-- Begin --

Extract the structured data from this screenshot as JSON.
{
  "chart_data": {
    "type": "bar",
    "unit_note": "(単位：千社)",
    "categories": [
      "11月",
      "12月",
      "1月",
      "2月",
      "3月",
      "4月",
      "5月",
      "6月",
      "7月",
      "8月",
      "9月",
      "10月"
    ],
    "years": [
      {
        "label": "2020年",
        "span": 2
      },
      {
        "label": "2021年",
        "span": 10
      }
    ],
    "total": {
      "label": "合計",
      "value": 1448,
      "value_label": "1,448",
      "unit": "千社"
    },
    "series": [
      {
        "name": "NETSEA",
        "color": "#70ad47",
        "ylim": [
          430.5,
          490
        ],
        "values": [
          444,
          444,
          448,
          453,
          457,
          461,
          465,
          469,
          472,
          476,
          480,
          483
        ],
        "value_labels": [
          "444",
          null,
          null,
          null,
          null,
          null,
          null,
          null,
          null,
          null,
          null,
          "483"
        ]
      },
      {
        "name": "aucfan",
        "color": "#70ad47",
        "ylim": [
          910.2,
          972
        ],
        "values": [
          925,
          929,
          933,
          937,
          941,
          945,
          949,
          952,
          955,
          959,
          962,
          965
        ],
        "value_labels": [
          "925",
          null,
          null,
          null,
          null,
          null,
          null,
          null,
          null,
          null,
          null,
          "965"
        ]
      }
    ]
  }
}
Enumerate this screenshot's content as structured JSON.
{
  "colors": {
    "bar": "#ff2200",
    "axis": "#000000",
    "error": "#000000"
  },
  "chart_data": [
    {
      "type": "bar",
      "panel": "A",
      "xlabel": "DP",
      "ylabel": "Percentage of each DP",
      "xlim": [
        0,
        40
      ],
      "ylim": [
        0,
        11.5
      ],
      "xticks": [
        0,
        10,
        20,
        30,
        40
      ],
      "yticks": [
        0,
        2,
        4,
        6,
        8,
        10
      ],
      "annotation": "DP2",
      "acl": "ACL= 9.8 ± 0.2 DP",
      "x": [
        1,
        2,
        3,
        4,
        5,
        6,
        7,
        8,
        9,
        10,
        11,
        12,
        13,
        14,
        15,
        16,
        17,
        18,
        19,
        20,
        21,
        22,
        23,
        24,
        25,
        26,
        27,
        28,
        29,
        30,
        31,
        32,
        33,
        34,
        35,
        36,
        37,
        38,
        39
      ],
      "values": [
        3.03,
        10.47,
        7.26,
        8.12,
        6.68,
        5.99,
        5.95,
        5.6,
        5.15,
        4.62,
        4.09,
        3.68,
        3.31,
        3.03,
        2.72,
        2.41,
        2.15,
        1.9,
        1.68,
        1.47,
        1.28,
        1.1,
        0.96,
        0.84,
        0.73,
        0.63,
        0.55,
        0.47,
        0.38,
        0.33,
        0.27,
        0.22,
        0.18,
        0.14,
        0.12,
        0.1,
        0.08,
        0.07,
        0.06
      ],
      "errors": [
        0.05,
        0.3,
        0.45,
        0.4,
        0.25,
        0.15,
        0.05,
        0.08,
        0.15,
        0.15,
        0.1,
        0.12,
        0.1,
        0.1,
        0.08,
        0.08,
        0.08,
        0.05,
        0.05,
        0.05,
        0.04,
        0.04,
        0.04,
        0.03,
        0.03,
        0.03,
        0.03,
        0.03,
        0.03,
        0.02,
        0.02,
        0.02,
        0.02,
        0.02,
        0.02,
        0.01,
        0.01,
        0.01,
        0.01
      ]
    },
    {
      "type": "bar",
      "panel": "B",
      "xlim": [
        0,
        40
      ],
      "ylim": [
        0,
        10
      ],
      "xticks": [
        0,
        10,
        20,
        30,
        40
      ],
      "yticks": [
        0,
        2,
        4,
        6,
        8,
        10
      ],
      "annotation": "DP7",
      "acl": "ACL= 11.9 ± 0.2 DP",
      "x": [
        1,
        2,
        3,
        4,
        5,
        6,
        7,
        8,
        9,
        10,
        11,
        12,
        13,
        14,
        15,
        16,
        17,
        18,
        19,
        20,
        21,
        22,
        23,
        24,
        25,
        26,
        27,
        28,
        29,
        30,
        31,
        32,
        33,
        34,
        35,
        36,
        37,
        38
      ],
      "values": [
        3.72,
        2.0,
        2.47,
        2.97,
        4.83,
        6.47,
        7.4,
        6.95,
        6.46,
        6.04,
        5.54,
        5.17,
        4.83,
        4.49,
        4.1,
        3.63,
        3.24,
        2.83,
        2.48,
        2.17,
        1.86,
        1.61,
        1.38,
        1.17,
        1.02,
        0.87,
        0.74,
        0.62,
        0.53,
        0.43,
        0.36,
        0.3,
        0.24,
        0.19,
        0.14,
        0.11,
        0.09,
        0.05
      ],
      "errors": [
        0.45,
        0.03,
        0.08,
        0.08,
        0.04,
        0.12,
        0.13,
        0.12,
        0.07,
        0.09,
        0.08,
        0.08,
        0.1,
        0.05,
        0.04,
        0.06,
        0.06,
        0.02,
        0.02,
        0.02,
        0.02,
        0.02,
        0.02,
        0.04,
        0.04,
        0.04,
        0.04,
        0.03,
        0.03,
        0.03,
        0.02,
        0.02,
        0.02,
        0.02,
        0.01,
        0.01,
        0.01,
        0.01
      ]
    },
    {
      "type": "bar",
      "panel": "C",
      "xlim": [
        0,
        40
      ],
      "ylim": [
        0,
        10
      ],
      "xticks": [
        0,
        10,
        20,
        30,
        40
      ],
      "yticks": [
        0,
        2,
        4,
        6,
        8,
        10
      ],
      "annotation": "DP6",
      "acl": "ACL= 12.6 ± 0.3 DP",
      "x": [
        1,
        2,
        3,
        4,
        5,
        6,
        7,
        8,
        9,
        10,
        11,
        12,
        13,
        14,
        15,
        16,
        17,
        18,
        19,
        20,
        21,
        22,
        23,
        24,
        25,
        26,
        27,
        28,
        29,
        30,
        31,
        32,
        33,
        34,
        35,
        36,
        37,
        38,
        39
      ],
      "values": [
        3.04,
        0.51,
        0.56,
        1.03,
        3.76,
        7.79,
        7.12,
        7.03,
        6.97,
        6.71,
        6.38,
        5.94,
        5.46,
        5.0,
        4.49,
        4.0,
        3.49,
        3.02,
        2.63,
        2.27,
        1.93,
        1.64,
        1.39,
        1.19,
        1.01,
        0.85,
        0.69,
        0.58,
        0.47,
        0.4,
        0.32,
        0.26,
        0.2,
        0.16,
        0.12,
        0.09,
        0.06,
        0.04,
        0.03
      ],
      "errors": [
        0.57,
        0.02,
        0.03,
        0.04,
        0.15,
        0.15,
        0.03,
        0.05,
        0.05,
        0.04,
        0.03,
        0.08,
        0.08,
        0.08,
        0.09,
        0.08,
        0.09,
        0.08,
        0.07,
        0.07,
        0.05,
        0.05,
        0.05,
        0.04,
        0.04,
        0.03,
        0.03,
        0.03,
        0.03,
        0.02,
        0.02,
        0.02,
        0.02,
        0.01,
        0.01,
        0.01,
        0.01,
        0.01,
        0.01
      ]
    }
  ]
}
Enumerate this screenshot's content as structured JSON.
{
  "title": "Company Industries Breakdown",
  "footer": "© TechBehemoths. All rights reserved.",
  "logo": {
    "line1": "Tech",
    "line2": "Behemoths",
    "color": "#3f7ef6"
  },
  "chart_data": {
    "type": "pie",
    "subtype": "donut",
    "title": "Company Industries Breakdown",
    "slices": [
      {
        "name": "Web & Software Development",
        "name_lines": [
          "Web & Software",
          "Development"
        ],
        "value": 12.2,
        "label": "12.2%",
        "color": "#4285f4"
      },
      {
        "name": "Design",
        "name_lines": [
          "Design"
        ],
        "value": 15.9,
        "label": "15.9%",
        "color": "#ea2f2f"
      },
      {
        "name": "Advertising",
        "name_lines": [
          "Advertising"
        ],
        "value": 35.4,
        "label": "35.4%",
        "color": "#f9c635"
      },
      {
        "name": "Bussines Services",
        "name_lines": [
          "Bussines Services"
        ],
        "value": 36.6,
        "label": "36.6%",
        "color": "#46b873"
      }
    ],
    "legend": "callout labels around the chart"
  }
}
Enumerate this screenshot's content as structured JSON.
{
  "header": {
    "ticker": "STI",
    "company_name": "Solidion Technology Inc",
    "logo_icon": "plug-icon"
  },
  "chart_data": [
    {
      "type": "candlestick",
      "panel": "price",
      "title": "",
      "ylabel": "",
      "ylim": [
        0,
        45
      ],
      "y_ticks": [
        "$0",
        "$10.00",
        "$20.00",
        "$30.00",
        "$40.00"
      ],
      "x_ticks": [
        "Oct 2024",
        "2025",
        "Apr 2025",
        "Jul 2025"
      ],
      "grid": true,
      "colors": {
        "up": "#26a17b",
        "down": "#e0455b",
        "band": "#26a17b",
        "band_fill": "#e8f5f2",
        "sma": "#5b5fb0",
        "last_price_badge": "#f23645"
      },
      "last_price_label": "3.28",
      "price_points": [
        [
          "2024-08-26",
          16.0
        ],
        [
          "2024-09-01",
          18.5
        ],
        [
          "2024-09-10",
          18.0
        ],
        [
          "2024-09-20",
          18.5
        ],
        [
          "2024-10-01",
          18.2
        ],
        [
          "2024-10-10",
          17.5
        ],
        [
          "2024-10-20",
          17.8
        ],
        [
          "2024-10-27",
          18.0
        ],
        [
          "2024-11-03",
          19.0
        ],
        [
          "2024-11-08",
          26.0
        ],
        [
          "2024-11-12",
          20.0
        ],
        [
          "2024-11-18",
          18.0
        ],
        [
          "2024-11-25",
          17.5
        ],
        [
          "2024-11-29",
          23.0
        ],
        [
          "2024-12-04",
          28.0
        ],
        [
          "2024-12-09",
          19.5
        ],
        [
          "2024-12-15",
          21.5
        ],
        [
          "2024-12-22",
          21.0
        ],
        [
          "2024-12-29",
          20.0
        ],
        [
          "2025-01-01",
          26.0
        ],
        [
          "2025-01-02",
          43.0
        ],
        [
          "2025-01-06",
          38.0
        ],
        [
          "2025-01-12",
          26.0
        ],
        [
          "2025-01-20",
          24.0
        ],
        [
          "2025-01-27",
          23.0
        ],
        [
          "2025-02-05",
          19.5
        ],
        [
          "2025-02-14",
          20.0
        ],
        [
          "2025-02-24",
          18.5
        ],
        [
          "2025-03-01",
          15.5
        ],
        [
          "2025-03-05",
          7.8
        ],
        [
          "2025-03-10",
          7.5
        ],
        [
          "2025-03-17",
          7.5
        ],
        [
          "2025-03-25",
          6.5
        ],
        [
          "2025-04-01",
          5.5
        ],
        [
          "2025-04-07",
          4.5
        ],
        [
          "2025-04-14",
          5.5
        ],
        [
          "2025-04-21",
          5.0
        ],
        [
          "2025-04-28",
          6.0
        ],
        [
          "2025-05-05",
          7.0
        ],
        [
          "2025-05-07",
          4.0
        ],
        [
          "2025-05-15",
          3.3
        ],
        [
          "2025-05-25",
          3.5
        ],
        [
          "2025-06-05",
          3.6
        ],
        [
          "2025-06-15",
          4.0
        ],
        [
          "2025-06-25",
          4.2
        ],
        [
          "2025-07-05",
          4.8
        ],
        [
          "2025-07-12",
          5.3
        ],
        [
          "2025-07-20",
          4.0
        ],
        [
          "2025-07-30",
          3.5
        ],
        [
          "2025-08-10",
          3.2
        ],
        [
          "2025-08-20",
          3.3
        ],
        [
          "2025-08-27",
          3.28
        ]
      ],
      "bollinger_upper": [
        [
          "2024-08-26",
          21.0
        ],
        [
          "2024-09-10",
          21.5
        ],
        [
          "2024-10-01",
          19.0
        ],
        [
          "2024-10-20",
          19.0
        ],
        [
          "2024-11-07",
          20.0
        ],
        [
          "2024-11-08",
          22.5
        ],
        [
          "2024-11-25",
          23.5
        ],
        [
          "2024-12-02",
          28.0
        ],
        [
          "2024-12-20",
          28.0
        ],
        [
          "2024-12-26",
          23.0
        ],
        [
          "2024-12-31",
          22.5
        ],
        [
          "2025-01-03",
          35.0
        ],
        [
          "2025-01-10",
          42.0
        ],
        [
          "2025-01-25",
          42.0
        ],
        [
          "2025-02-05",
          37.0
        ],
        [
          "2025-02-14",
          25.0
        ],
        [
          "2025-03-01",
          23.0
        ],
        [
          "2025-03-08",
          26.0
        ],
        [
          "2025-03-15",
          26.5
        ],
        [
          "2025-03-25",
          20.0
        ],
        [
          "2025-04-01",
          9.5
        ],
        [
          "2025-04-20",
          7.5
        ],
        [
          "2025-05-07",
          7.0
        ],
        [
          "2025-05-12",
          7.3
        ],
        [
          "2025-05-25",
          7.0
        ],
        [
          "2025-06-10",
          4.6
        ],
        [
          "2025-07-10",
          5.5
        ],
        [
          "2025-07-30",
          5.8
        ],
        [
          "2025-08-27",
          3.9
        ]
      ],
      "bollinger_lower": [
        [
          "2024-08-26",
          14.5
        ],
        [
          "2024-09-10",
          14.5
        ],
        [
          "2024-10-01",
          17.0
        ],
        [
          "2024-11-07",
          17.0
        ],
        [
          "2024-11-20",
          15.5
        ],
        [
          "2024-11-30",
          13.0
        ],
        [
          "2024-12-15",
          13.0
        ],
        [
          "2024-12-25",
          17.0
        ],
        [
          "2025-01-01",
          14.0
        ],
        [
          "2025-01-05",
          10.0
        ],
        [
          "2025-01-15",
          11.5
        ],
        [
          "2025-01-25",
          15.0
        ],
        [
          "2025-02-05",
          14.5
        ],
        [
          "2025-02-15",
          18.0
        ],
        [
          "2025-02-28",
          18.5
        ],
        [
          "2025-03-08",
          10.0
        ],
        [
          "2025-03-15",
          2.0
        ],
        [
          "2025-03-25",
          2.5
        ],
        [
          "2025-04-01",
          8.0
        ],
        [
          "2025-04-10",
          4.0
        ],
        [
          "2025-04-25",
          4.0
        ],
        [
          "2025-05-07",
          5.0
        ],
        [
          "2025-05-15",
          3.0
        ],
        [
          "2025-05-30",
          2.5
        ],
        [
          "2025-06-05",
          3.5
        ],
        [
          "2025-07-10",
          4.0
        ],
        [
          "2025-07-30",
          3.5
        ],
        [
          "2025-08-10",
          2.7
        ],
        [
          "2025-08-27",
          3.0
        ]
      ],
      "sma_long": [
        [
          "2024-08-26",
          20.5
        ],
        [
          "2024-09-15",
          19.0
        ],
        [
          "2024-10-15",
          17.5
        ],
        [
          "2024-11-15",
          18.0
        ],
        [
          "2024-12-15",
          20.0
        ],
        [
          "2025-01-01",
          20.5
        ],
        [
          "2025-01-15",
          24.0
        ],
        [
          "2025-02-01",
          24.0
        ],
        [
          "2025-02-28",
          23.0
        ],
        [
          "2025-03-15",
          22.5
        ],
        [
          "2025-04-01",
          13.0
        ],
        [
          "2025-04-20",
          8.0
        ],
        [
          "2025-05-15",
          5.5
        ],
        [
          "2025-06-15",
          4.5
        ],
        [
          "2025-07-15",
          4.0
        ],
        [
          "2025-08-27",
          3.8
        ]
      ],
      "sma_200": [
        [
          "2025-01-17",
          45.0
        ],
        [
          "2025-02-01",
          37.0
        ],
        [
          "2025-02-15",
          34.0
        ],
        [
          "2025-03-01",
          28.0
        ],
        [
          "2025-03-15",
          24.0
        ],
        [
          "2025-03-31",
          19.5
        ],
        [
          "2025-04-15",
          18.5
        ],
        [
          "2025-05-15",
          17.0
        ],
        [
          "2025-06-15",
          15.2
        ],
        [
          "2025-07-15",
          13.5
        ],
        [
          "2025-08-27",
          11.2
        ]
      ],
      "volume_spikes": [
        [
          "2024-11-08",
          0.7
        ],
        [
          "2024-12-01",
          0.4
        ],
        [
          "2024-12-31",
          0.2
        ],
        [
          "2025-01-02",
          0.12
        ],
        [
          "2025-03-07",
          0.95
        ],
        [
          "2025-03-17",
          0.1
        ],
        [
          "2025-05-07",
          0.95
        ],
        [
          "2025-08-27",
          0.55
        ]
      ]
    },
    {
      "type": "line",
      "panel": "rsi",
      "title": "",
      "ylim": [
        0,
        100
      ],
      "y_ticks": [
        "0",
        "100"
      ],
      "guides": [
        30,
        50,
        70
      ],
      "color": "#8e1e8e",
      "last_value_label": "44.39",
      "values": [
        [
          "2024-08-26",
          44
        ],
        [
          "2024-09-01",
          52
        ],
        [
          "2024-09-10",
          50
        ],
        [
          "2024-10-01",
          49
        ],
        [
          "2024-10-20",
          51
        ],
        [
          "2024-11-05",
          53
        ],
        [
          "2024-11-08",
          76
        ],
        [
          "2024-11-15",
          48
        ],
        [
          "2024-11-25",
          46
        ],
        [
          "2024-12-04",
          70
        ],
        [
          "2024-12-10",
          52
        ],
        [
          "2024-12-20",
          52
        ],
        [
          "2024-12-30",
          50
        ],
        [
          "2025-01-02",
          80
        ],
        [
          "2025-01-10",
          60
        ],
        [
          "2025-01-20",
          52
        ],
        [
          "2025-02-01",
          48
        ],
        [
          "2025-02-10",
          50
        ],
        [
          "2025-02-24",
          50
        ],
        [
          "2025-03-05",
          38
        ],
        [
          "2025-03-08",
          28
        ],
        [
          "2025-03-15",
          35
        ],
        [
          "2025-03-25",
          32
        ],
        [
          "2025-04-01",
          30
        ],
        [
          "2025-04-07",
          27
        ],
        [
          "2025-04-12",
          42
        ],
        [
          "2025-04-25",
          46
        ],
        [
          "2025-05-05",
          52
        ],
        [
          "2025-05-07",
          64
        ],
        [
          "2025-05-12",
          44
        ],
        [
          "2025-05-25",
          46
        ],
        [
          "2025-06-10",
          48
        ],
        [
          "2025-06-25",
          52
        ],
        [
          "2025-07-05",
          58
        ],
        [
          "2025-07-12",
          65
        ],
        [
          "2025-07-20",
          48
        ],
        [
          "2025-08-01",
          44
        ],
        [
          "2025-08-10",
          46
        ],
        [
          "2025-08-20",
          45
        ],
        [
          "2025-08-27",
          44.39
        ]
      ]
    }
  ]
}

-- End --

Work out how many lines in the entries hold the string "Bussines". Your answer should consist solely of that number.

• Exercise answer:
2